Recorded data
Start

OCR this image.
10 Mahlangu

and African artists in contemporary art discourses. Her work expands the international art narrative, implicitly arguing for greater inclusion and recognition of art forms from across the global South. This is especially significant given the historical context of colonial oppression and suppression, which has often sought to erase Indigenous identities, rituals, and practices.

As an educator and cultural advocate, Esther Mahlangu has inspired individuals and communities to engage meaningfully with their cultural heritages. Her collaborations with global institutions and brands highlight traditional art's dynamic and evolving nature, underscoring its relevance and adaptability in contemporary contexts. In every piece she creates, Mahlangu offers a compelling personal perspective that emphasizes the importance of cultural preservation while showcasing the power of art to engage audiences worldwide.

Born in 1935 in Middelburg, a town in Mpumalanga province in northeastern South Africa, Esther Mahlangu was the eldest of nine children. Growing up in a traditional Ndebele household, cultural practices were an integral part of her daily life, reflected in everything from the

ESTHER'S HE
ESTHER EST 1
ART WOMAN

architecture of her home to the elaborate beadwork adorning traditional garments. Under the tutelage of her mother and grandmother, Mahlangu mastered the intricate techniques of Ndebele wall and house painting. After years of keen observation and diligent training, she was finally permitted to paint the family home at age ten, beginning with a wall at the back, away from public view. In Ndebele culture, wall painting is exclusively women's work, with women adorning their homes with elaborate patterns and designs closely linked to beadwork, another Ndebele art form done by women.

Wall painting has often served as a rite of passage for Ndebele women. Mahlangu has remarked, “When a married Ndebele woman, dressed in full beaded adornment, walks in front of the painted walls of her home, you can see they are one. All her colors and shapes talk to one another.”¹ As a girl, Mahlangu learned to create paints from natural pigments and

End
Start

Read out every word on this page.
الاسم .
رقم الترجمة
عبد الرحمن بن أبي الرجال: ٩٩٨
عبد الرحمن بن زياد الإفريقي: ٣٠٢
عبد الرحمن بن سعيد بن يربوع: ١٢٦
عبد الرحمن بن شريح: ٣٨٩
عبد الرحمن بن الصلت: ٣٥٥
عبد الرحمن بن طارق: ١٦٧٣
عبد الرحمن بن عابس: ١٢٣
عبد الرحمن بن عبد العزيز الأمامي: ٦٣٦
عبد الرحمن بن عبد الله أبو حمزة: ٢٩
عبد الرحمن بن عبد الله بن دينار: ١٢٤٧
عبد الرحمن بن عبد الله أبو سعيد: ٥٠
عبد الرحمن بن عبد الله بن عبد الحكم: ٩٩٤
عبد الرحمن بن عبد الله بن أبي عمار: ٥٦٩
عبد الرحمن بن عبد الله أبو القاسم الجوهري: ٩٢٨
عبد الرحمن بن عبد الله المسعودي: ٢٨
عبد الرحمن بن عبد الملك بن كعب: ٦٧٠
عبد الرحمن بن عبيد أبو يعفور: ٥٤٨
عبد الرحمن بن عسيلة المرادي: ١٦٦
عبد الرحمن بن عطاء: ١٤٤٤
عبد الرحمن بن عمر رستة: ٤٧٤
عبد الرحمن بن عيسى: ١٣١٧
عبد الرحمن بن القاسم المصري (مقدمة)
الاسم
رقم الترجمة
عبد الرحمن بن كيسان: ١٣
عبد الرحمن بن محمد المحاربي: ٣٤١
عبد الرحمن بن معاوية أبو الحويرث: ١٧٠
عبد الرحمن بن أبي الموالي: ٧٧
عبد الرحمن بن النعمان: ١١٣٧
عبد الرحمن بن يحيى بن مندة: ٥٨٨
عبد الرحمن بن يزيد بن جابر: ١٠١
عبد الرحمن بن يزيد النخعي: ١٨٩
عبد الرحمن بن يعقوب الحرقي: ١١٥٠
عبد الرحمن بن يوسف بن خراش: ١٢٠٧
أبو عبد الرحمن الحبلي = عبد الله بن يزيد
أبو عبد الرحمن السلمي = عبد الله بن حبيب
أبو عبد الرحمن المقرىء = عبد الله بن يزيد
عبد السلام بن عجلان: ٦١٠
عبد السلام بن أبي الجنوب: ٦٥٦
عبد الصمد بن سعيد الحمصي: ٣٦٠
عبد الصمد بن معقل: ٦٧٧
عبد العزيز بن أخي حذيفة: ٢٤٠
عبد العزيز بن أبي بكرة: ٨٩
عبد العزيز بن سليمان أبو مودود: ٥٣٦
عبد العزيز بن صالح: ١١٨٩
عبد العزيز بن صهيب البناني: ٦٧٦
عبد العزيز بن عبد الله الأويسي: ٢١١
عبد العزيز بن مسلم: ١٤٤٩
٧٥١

End

Goal:
For each line in the data above that contains the string "سعيد", extract the line.

Written reply:
عبد الرحمن بن سعيد بن يربوع: ١٢٦
عبد الرحمن بن عبد الله أبو سعيد: ٥٠
عبد الصمد بن سعيد الحمصي: ٣٦٠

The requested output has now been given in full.